> [TO DO]:
A – In the forum thread about spit in the eyes and hepatitis C, what medication and dosage was the officer given at the local ER?
B – Continue the forum thread about hepatitis C exposure from spit in the eyes, starting after its last line.

Hepatitis C Community
Hepatitus C spit in eyes?
About This Community:

This forum is for questions about medical issues and research aspects of Hepatitis C such as, questions about being newly diagnosed, questions about current treatments, information and participation in discussions about research studies and clinical trials related to Hepatitis. If you would like to communicate with other people who have been touched by Hepatitis, please visit our new Hepatitis Social/Living with Hepatitis forum

Font Size:
Blank Blank

Hepatitus C spit in eyes?

I posted this question on  the occupational hazard board 5-6hrs ago and haven't received a reply yet, so I thought I would try here.

I am a Law enforcement officer, and had a suspect spit in my eyes on 1/3/08.  I was treated at the local ER within 3 hours, and placed on Combivir (1 tab twice a day).  The local health dept. took samples of the suspects blood.  His Hepititus C test was positive, (STILL HAVEN'T GOTTEN THE HIV OR HEPITITUS B TESTS BACK FROM THE STATE'S LAB).

Since taking the Combivir, I have been nausea and fatigued.  Then on 1/12/08 I am hopistalized for dehydration, due to vomiting(Kept overnight then released / did have a fever 100-102).  They believe I had a stomach virus, and took me off the Combivir for two days.

My question is do you think I should restart the combivir, being I have been off of it for two and a half days? What are my risks to any of the hazardous viruses with this type of exposure.  Note:  They never flushed my eyes, but I did clean my face with a bacterialcide directly after the incident.  And lastly I do have a small spot on the white part of my left eye, that I was told came from sun exposure, and it is usually seen on individuals around the equator (can't remember the name).

Thanks for your Time!

Tags: Combivir
Related Discussions
2 Comments Post a Comment
Avatar m tn
First, sorry about what you had to go through doing your job protecting us. You should also be aware that most of us here are Hepatitis C patients and not doctors.

That said, I believe Combivir is to help prevent HIV (AIDS) in the event that you were exposed. I do not think it has any effect on Hepatitis C.

Your exposure to Hepatitis C is very low risk but testing is prudent.

Given the suspect's Hep C status, the best person to advise you on further testing (and what to do re the Combivir) would be a liver specialist (hepatologist) and ideally one who works with HIV patients. Hepatologists can usually be found at your larger, teaching hospitals. Of course you will have more information when the HIV tests come in, and I assume they also tested for Hepatitis B?

Again, I don't think you have too much to worry about, but further testing and consultation with a medical expert seems like the right thing to do.

All the best,

-- Jim
Avatar dr m tn
Very low chance of transmitting HCV in this fashion, a bit higher for HIV and still higher yet for HBV.

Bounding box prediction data
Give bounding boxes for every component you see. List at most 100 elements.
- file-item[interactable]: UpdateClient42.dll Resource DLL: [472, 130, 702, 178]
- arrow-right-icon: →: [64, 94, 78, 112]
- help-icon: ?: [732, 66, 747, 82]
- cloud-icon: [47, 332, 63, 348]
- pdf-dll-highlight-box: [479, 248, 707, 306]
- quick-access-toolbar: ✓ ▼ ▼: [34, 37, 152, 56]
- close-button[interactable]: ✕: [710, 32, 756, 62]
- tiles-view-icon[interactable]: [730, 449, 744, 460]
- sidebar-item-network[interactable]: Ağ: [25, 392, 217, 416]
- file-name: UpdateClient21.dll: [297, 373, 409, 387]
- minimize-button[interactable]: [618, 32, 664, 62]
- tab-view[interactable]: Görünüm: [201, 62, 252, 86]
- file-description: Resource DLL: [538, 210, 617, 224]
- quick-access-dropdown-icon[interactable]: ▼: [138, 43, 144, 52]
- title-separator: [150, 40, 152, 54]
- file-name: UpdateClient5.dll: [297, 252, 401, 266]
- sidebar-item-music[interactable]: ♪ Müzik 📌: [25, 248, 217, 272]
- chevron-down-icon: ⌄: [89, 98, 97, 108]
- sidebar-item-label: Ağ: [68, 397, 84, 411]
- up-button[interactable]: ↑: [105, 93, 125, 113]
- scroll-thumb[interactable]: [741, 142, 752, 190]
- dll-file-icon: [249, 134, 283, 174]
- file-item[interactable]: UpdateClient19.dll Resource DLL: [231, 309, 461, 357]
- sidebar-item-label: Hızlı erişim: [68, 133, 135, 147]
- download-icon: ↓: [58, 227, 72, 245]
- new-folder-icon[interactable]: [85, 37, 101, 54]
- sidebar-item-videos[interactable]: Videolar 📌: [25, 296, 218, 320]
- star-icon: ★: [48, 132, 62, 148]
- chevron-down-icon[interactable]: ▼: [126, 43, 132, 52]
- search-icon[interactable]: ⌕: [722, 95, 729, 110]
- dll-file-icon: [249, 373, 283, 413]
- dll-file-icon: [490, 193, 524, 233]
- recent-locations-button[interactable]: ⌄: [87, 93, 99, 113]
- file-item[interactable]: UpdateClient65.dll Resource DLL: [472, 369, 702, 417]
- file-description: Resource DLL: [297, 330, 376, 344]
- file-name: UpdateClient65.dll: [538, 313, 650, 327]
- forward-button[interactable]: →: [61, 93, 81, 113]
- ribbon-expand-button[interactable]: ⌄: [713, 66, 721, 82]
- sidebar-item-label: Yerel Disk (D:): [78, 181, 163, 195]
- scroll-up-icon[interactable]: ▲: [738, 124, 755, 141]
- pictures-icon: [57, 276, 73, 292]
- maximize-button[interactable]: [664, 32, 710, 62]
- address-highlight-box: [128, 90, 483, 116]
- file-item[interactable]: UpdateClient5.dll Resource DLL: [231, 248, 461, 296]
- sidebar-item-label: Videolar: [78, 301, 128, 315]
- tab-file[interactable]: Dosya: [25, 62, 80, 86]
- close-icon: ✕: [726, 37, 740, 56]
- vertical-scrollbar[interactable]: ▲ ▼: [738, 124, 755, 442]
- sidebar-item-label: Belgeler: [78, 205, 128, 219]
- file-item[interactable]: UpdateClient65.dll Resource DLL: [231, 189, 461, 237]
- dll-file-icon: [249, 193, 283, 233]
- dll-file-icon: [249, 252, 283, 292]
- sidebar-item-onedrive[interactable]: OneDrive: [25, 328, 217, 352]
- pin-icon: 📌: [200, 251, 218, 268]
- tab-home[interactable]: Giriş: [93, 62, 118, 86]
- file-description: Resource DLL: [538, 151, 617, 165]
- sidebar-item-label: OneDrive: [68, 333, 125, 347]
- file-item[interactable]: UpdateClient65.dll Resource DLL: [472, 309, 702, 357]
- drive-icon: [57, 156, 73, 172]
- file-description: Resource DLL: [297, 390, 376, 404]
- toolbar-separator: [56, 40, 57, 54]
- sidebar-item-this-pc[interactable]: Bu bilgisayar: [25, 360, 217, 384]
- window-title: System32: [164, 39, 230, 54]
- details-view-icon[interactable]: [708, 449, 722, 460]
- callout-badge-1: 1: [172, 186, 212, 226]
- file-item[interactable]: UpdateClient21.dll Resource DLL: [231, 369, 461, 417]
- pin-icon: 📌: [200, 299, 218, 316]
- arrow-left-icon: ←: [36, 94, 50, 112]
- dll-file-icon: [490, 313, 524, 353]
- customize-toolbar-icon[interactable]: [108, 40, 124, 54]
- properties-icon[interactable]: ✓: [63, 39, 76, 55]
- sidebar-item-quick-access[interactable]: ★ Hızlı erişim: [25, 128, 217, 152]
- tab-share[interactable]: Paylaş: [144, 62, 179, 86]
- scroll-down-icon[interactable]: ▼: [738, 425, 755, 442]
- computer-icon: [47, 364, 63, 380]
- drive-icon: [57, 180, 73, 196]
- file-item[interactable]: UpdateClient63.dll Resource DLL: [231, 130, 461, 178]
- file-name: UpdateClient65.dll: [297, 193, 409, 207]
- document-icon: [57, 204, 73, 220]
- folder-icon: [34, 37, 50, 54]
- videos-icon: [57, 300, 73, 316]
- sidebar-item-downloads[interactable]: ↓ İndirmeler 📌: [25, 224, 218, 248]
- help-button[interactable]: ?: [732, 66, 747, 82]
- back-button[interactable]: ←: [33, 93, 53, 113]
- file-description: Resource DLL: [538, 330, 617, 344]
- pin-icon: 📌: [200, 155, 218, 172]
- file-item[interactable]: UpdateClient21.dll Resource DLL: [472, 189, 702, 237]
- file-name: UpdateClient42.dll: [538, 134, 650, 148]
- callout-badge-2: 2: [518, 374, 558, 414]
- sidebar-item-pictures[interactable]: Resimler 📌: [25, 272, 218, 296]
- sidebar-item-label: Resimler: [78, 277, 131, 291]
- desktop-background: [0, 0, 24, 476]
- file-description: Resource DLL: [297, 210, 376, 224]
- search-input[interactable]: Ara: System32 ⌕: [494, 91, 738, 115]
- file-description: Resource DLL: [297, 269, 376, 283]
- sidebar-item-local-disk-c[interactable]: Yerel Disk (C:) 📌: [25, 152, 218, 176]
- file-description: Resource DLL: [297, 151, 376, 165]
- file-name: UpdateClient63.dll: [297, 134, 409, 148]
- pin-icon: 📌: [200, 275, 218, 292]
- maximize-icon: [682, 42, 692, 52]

> [ANSWERS TO THE EXERCISES]:
A – Combivir, one tablet twice a day.

B –
For all these viruses it depends dramatically on the viral load that is present in the inoculum.
For HBV for example, it can be from a a few thousands to 10 billion per ml of plasma. It is obvious therefore that the chance that a transmission occurs in a particular case in itself  varies by an incredible factor of  one million for HBV.

Thus it would be prudent to obtain not just a simple serological answer re the serological status of the assailants blood, but also, if serologically positive for any of these viruses, but particularly HBV, to determine the viral load present. It is feasable, also,  to determine a viral load from the suspects sputum, to give an even better idea for risk estimation.

I assume that you are not vaccinated against Hepatitis B. If so this might be a good time to catch up with that, since violent contacts with infected persons are always a real possibility.

A protective shot with Hepatitis B immunglobulin ( HBIG) would also have been iin order, that would have best protected you against the HBV risk, if not vaccinated.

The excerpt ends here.